**Rows from a figure dataset**

═══

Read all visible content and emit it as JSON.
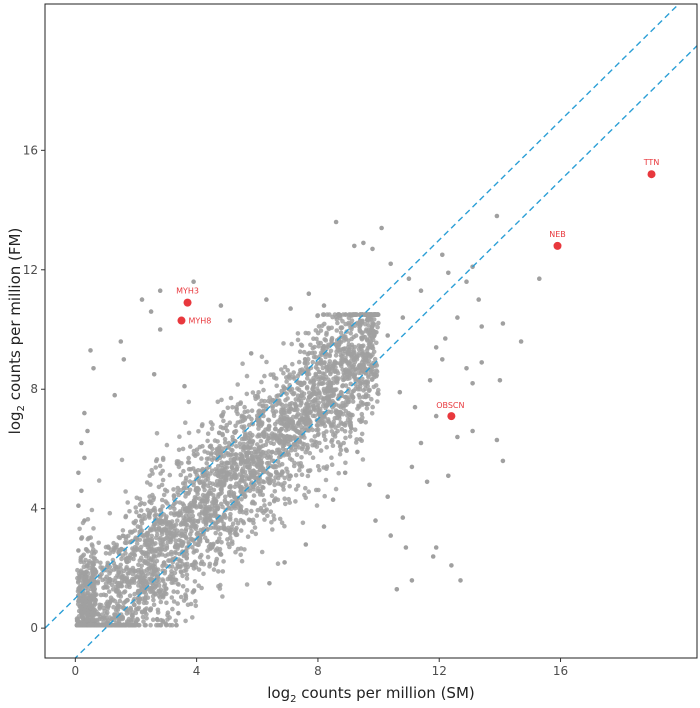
{
  "chart_data": {
    "type": "scatter",
    "title": "",
    "xlabel": {
      "prefix": "log",
      "sub": "2",
      "suffix": " counts per million (SM)"
    },
    "ylabel": {
      "prefix": "log",
      "sub": "2",
      "suffix": " counts per million (FM)"
    },
    "xlim": [
      -1,
      20.5
    ],
    "ylim": [
      -1,
      20.9
    ],
    "x_ticks": [
      0,
      4,
      8,
      12,
      16
    ],
    "y_ticks": [
      0,
      4,
      8,
      12,
      16
    ],
    "grid": false,
    "point_color": "#a0a0a0",
    "highlight_color": "#e8383d",
    "reference_line_color": "#2c9fd6",
    "reference_lines": [
      {
        "slope": 1,
        "intercept": 1
      },
      {
        "slope": 1,
        "intercept": -1
      }
    ],
    "highlighted": [
      {
        "label": "TTN",
        "x": 19.0,
        "y": 15.2
      },
      {
        "label": "NEB",
        "x": 15.9,
        "y": 12.8
      },
      {
        "label": "MYH3",
        "x": 3.7,
        "y": 10.9
      },
      {
        "label": "MYH8",
        "x": 3.5,
        "y": 10.3
      },
      {
        "label": "OBSCN",
        "x": 12.4,
        "y": 7.1
      }
    ],
    "background_points": [
      [
        2.8,
        11.3
      ],
      [
        2.2,
        11.0
      ],
      [
        2.5,
        10.6
      ],
      [
        3.9,
        11.6
      ],
      [
        2.8,
        10.0
      ],
      [
        1.5,
        9.6
      ],
      [
        0.5,
        9.3
      ],
      [
        0.6,
        8.7
      ],
      [
        1.6,
        9.0
      ],
      [
        4.8,
        10.8
      ],
      [
        5.1,
        10.3
      ],
      [
        6.3,
        11.0
      ],
      [
        7.1,
        10.7
      ],
      [
        7.7,
        11.2
      ],
      [
        8.2,
        10.8
      ],
      [
        8.6,
        13.6
      ],
      [
        9.2,
        12.8
      ],
      [
        9.5,
        12.9
      ],
      [
        10.1,
        13.4
      ],
      [
        9.8,
        12.7
      ],
      [
        10.4,
        12.2
      ],
      [
        11.0,
        11.7
      ],
      [
        11.4,
        11.3
      ],
      [
        12.1,
        12.5
      ],
      [
        12.3,
        11.9
      ],
      [
        13.1,
        12.1
      ],
      [
        13.9,
        13.8
      ],
      [
        12.9,
        11.6
      ],
      [
        13.3,
        11.0
      ],
      [
        12.6,
        10.4
      ],
      [
        13.4,
        10.1
      ],
      [
        14.1,
        10.2
      ],
      [
        14.7,
        9.6
      ],
      [
        15.3,
        11.7
      ],
      [
        10.3,
        9.8
      ],
      [
        10.8,
        10.4
      ],
      [
        11.9,
        9.4
      ],
      [
        12.2,
        9.7
      ],
      [
        12.1,
        9.0
      ],
      [
        12.9,
        8.7
      ],
      [
        13.4,
        8.9
      ],
      [
        13.1,
        8.2
      ],
      [
        11.7,
        8.3
      ],
      [
        10.7,
        7.9
      ],
      [
        11.2,
        7.4
      ],
      [
        11.9,
        7.1
      ],
      [
        12.6,
        6.4
      ],
      [
        13.1,
        6.6
      ],
      [
        13.9,
        6.3
      ],
      [
        14.1,
        5.6
      ],
      [
        14.0,
        8.3
      ],
      [
        11.4,
        6.2
      ],
      [
        11.1,
        5.4
      ],
      [
        12.3,
        5.1
      ],
      [
        11.6,
        4.9
      ],
      [
        10.3,
        4.4
      ],
      [
        10.8,
        3.7
      ],
      [
        10.4,
        3.1
      ],
      [
        9.9,
        3.6
      ],
      [
        10.9,
        2.7
      ],
      [
        11.8,
        2.4
      ],
      [
        11.9,
        2.7
      ],
      [
        12.4,
        2.1
      ],
      [
        12.7,
        1.6
      ],
      [
        10.6,
        1.3
      ],
      [
        11.1,
        1.6
      ],
      [
        0.2,
        6.2
      ],
      [
        0.4,
        6.6
      ],
      [
        0.3,
        5.7
      ],
      [
        0.1,
        5.2
      ],
      [
        0.3,
        7.2
      ],
      [
        1.3,
        7.8
      ],
      [
        2.6,
        8.5
      ],
      [
        3.6,
        8.1
      ],
      [
        5.8,
        9.2
      ],
      [
        0.2,
        1.2
      ],
      [
        0.1,
        0.9
      ],
      [
        0.2,
        0.5
      ],
      [
        0.3,
        1.6
      ],
      [
        0.4,
        2.1
      ],
      [
        0.1,
        2.6
      ],
      [
        0.2,
        3.0
      ],
      [
        0.3,
        3.6
      ],
      [
        0.1,
        4.1
      ],
      [
        0.2,
        4.6
      ],
      [
        1.2,
        0.3
      ],
      [
        2.0,
        0.2
      ],
      [
        2.7,
        0.3
      ],
      [
        3.4,
        0.5
      ],
      [
        8.7,
        7.1
      ],
      [
        9.1,
        6.7
      ],
      [
        9.6,
        7.5
      ],
      [
        9.3,
        5.9
      ],
      [
        8.9,
        5.2
      ],
      [
        9.7,
        4.8
      ],
      [
        8.5,
        4.3
      ],
      [
        8.2,
        3.4
      ],
      [
        7.6,
        2.8
      ],
      [
        6.9,
        2.2
      ],
      [
        6.4,
        1.5
      ]
    ],
    "cloud": {
      "count": 3800,
      "x_range": [
        0.1,
        10.0
      ],
      "y_range": [
        0.1,
        10.5
      ],
      "ridge_intercept": -0.3,
      "spread": 1.25
    }
  }
}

═══

Print every entry exactly as written, without the pictures.

Read all visible content and emit it as JSON.
{
  "chart_data": {
    "type": "scatter",
    "title": "",
    "xlabel": {
      "prefix": "log",
      "sub": "2",
      "suffix": " counts per million (SM)"
    },
    "ylabel": {
      "prefix": "log",
      "sub": "2",
      "suffix": " counts per million (FM)"
    },
    "xlim": [
      -1,
      20.5
    ],
    "ylim": [
      -1,
      20.9
    ],
    "x_ticks": [
      0,
      4,
      8,
      12,
      16
    ],
    "y_ticks": [
      0,
      4,
      8,
      12,
      16
    ],
    "grid": false,
    "point_color": "#a0a0a0",
    "highlight_color": "#e8383d",
    "reference_line_color": "#2c9fd6",
    "reference_lines": [
      {
        "slope": 1,
        "intercept": 1
      },
      {
        "slope": 1,
        "intercept": -1
      }
    ],
    "highlighted": [
      {
        "label": "TTN",
        "x": 19.0,
        "y": 15.2
      },
      {
        "label": "NEB",
        "x": 15.9,
        "y": 12.8
      },
      {
        "label": "MYH3",
        "x": 3.7,
        "y": 10.9
      },
      {
        "label": "MYH8",
        "x": 3.5,
        "y": 10.3
      },
      {
        "label": "OBSCN",
        "x": 12.4,
        "y": 7.1
      }
    ],
    "background_points": [
      [
        2.8,
        11.3
      ],
      [
        2.2,
        11.0
      ],
      [
        2.5,
        10.6
      ],
      [
        3.9,
        11.6
      ],
      [
        2.8,
        10.0
      ],
      [
        1.5,
        9.6
      ],
      [
        0.5,
        9.3
      ],
      [
        0.6,
        8.7
      ],
      [
        1.6,
        9.0
      ],
      [
        4.8,
        10.8
      ],
      [
        5.1,
        10.3
      ],
      [
        6.3,
        11.0
      ],
      [
        7.1,
        10.7
      ],
      [
        7.7,
        11.2
      ],
      [
        8.2,
        10.8
      ],
      [
        8.6,
        13.6
      ],
      [
        9.2,
        12.8
      ],
      [
        9.5,
        12.9
      ],
      [
        10.1,
        13.4
      ],
      [
        9.8,
        12.7
      ],
      [
        10.4,
        12.2
      ],
      [
        11.0,
        11.7
      ],
      [
        11.4,
        11.3
      ],
      [
        12.1,
        12.5
      ],
      [
        12.3,
        11.9
      ],
      [
        13.1,
        12.1
      ],
      [
        13.9,
        13.8
      ],
      [
        12.9,
        11.6
      ],
      [
        13.3,
        11.0
      ],
      [
        12.6,
        10.4
      ],
      [
        13.4,
        10.1
      ],
      [
        14.1,
        10.2
      ],
      [
        14.7,
        9.6
      ],
      [
        15.3,
        11.7
      ],
      [
        10.3,
        9.8
      ],
      [
        10.8,
        10.4
      ],
      [
        11.9,
        9.4
      ],
      [
        12.2,
        9.7
      ],
      [
        12.1,
        9.0
      ],
      [
        12.9,
        8.7
      ],
      [
        13.4,
        8.9
      ],
      [
        13.1,
        8.2
      ],
      [
        11.7,
        8.3
      ],
      [
        10.7,
        7.9
      ],
      [
        11.2,
        7.4
      ],
      [
        11.9,
        7.1
      ],
      [
        12.6,
        6.4
      ],
      [
        13.1,
        6.6
      ],
      [
        13.9,
        6.3
      ],
      [
        14.1,
        5.6
      ],
      [
        14.0,
        8.3
      ],
      [
        11.4,
        6.2
      ],
      [
        11.1,
        5.4
      ],
      [
        12.3,
        5.1
      ],
      [
        11.6,
        4.9
      ],
      [
        10.3,
        4.4
      ],
      [
        10.8,
        3.7
      ],
      [
        10.4,
        3.1
      ],
      [
        9.9,
        3.6
      ],
      [
        10.9,
        2.7
      ],
      [
        11.8,
        2.4
      ],
      [
        11.9,
        2.7
      ],
      [
        12.4,
        2.1
      ],
      [
        12.7,
        1.6
      ],
      [
        10.6,
        1.3
      ],
      [
        11.1,
        1.6
      ],
      [
        0.2,
        6.2
      ],
      [
        0.4,
        6.6
      ],
      [
        0.3,
        5.7
      ],
      [
        0.1,
        5.2
      ],
      [
        0.3,
        7.2
      ],
      [
        1.3,
        7.8
      ],
      [
        2.6,
        8.5
      ],
      [
        3.6,
        8.1
      ],
      [
        5.8,
        9.2
      ],
      [
        0.2,
        1.2
      ],
      [
        0.1,
        0.9
      ],
      [
        0.2,
        0.5
      ],
      [
        0.3,
        1.6
      ],
      [
        0.4,
        2.1
      ],
      [
        0.1,
        2.6
      ],
      [
        0.2,
        3.0
      ],
      [
        0.3,
        3.6
      ],
      [
        0.1,
        4.1
      ],
      [
        0.2,
        4.6
      ],
      [
        1.2,
        0.3
      ],
      [
        2.0,
        0.2
      ],
      [
        2.7,
        0.3
      ],
      [
        3.4,
        0.5
      ],
      [
        8.7,
        7.1
      ],
      [
        9.1,
        6.7
      ],
      [
        9.6,
        7.5
      ],
      [
        9.3,
        5.9
      ],
      [
        8.9,
        5.2
      ],
      [
        9.7,
        4.8
      ],
      [
        8.5,
        4.3
      ],
      [
        8.2,
        3.4
      ],
      [
        7.6,
        2.8
      ],
      [
        6.9,
        2.2
      ],
      [
        6.4,
        1.5
      ]
    ],
    "cloud": {
      "count": 3800,
      "x_range": [
        0.1,
        10.0
      ],
      "y_range": [
        0.1,
        10.5
      ],
      "ridge_intercept": -0.3,
      "spread": 1.25
    }
  }
}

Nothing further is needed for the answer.